Your goal: Extract each line bearing the word "content".

Data records:

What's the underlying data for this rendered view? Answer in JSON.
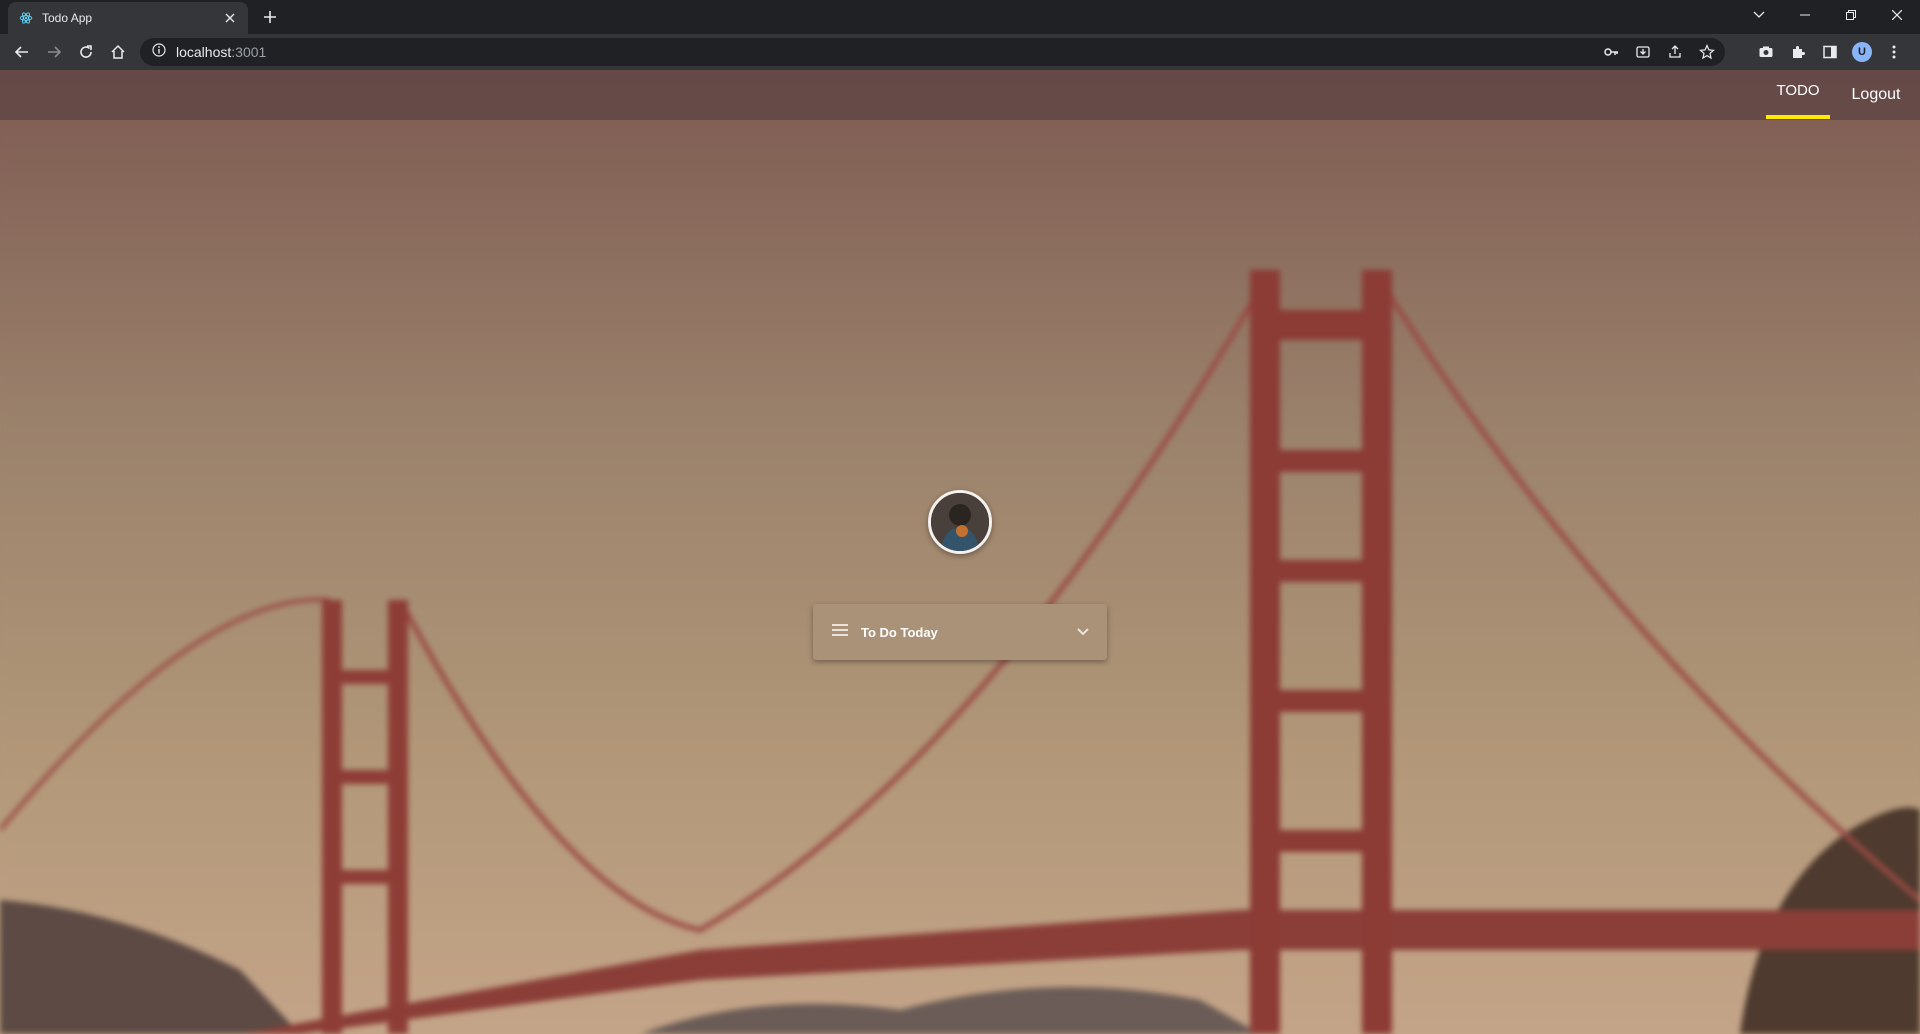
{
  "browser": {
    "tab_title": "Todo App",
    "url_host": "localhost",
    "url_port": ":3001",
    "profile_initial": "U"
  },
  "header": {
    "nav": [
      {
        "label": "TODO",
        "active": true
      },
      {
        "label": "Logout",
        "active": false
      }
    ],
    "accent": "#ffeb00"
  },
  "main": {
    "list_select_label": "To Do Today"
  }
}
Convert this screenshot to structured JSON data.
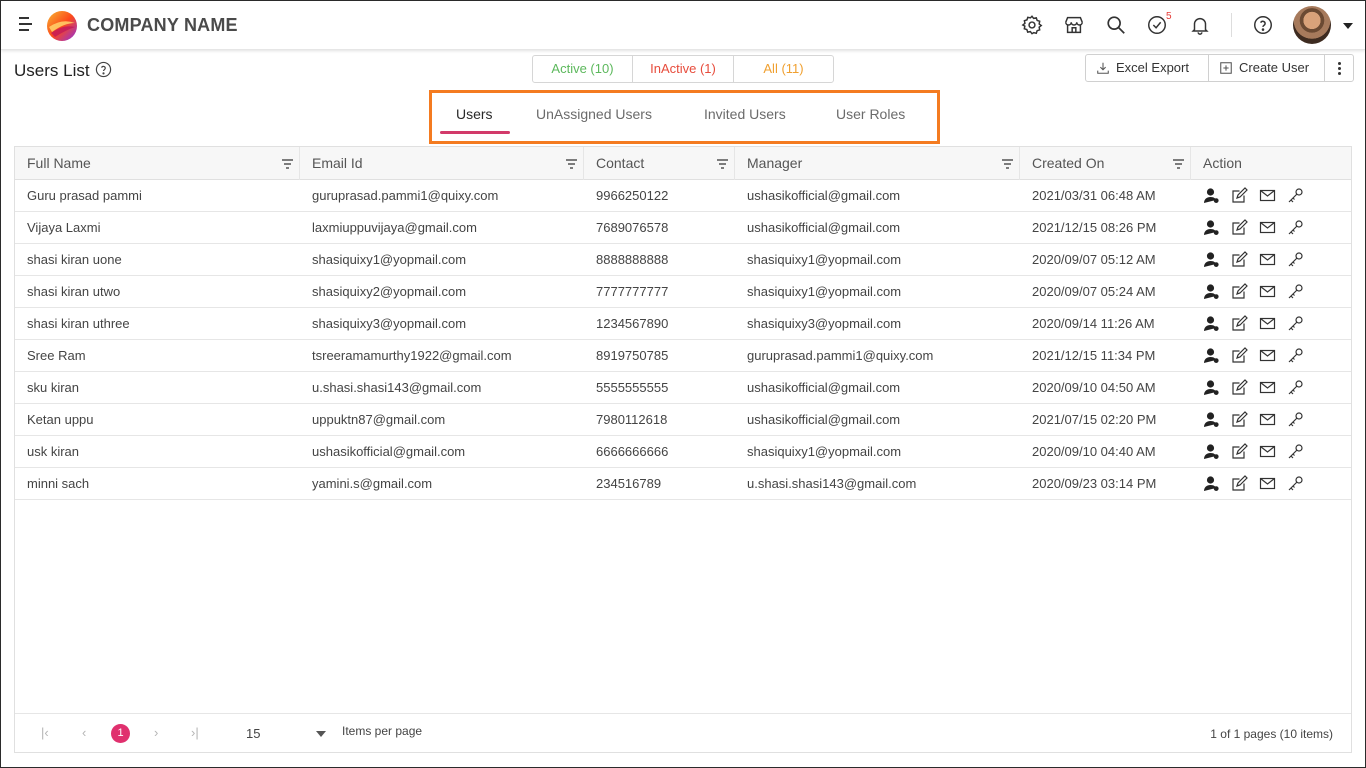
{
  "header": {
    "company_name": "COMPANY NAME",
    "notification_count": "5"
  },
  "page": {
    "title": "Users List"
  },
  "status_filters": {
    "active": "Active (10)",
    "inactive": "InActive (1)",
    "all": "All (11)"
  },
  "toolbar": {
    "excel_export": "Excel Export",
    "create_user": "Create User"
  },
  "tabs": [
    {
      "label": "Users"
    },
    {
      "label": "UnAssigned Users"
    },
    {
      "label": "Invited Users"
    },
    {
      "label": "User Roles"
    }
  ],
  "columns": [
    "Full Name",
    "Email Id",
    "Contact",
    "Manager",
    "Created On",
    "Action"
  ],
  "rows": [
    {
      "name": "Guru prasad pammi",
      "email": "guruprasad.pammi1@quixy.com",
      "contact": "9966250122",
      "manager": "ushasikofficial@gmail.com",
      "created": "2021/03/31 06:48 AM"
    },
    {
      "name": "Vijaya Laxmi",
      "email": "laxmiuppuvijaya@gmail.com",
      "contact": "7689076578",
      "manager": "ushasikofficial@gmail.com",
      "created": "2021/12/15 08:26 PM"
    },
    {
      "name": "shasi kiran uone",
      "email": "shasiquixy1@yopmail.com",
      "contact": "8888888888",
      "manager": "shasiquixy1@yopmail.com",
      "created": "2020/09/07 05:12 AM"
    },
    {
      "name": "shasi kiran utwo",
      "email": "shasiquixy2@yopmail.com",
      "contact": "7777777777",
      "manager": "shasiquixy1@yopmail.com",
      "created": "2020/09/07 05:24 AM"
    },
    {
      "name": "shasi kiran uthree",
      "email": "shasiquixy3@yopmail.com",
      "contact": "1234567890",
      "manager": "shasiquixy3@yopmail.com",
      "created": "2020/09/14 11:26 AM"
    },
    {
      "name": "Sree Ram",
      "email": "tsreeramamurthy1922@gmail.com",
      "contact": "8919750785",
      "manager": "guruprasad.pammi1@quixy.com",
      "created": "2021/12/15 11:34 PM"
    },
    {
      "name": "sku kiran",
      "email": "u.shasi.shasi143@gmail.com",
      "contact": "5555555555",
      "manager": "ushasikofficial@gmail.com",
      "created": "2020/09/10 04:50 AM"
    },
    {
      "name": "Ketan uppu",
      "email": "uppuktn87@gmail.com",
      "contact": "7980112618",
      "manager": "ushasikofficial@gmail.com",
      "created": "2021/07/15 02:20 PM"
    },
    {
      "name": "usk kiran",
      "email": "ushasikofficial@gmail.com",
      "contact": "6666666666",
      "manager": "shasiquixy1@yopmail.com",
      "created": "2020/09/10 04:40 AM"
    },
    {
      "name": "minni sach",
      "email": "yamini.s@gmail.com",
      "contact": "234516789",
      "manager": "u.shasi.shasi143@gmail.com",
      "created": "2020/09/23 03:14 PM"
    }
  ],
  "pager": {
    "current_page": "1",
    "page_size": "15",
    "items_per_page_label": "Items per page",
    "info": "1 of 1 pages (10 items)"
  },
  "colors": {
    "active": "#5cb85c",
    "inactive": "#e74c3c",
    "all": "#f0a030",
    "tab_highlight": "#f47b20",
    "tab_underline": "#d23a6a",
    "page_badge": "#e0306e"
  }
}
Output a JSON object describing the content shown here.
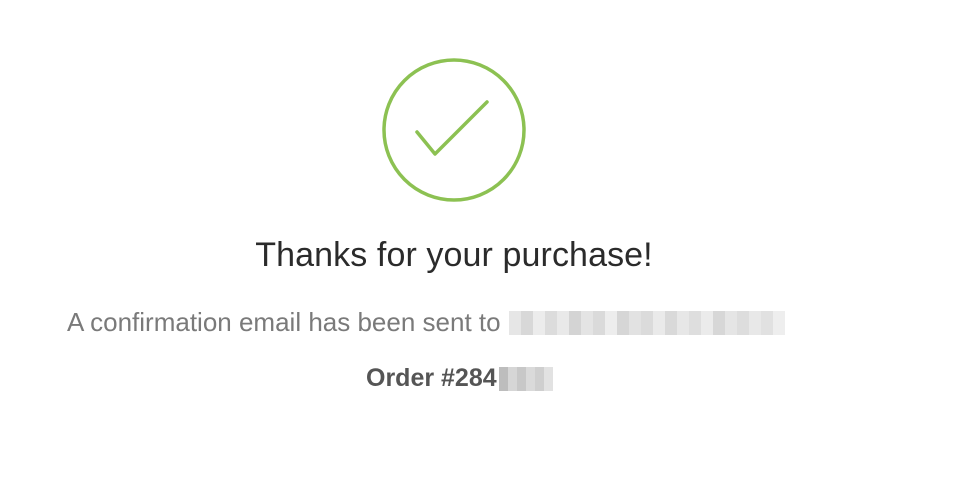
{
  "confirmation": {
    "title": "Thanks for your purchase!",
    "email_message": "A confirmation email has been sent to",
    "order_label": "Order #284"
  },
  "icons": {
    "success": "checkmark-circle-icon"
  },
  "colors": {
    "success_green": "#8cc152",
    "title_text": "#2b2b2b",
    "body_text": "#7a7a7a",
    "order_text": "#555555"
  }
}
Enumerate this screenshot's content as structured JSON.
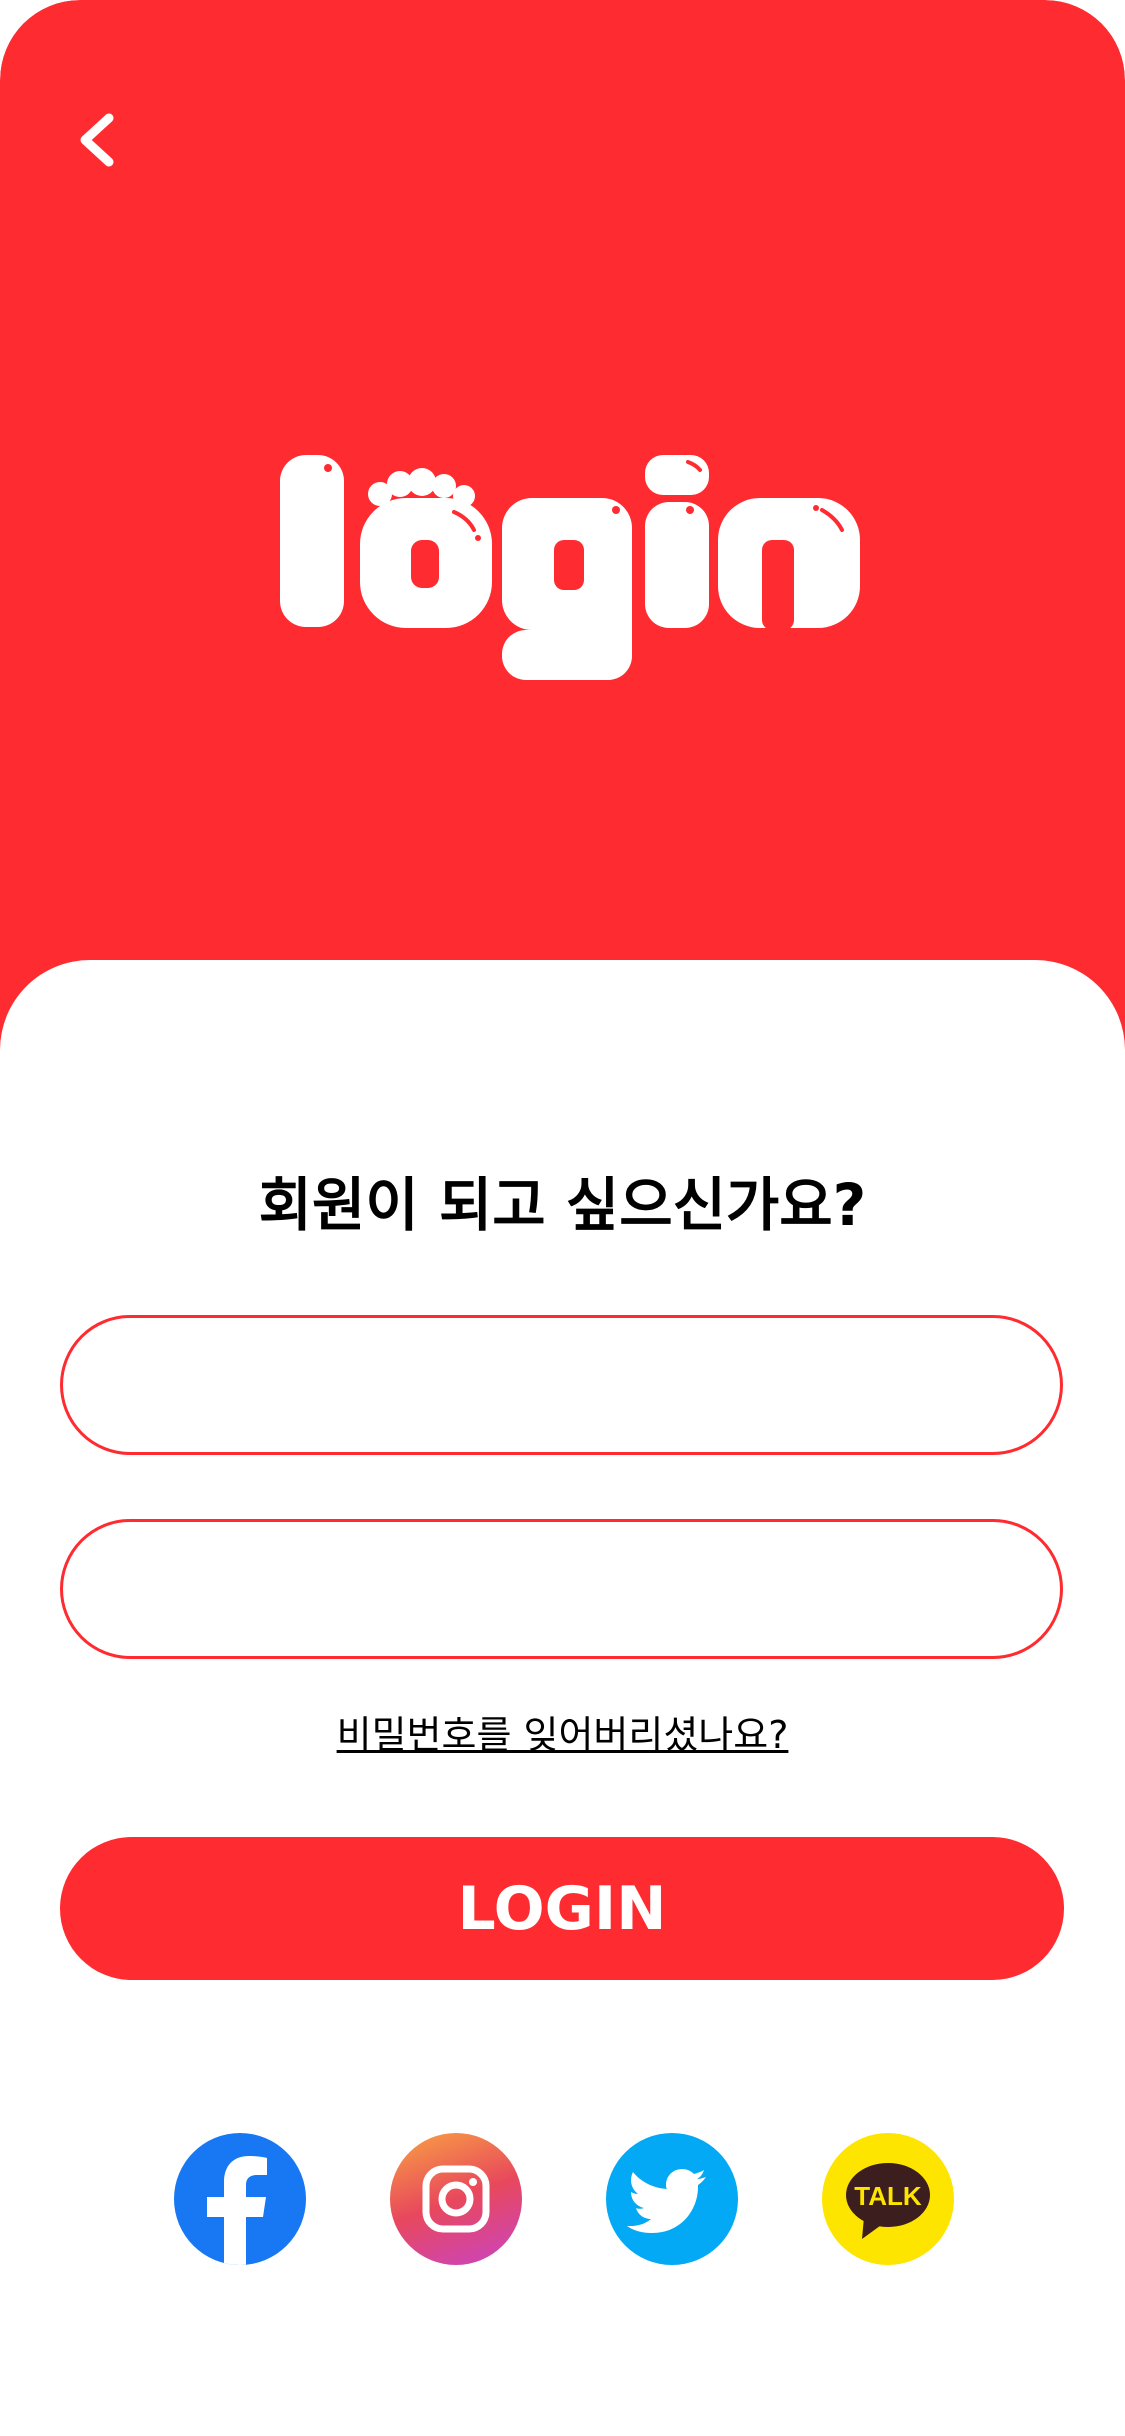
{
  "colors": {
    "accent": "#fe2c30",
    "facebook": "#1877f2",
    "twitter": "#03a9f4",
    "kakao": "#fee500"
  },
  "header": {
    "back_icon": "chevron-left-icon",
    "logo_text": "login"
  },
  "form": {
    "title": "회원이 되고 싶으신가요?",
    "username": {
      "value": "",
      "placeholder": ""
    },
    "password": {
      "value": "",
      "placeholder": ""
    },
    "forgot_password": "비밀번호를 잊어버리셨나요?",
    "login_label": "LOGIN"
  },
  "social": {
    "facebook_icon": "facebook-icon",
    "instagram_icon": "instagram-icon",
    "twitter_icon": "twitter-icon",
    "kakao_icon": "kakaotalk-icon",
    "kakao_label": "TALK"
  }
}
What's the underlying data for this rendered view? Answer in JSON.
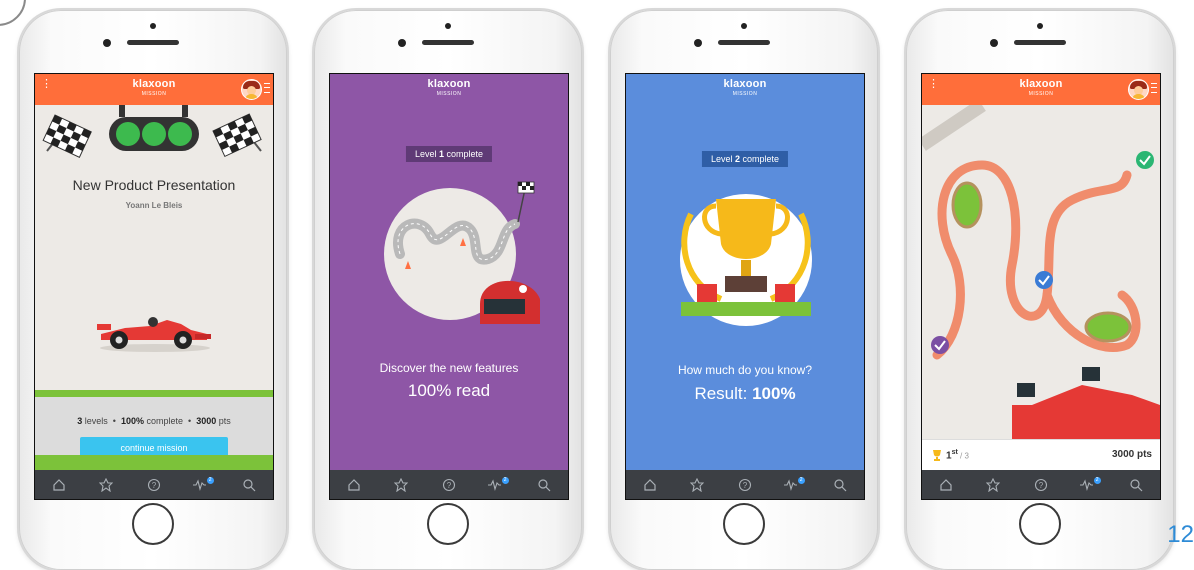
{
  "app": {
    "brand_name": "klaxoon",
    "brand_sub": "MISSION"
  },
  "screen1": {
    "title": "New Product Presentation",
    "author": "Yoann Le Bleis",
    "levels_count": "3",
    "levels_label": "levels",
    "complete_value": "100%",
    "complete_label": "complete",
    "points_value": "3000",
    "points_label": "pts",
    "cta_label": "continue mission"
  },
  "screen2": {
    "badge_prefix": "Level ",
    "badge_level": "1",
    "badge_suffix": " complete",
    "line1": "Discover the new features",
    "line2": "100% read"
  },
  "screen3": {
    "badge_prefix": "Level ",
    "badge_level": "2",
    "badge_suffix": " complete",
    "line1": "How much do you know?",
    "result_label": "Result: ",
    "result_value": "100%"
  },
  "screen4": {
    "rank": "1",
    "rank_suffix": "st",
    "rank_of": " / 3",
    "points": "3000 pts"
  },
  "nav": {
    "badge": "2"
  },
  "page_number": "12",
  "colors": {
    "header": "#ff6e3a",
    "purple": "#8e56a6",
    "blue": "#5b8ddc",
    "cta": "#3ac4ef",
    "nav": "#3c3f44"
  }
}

Solved exercise:
Output a JSON object describing the content shown here.
Enumerate this screenshot's content as structured JSON.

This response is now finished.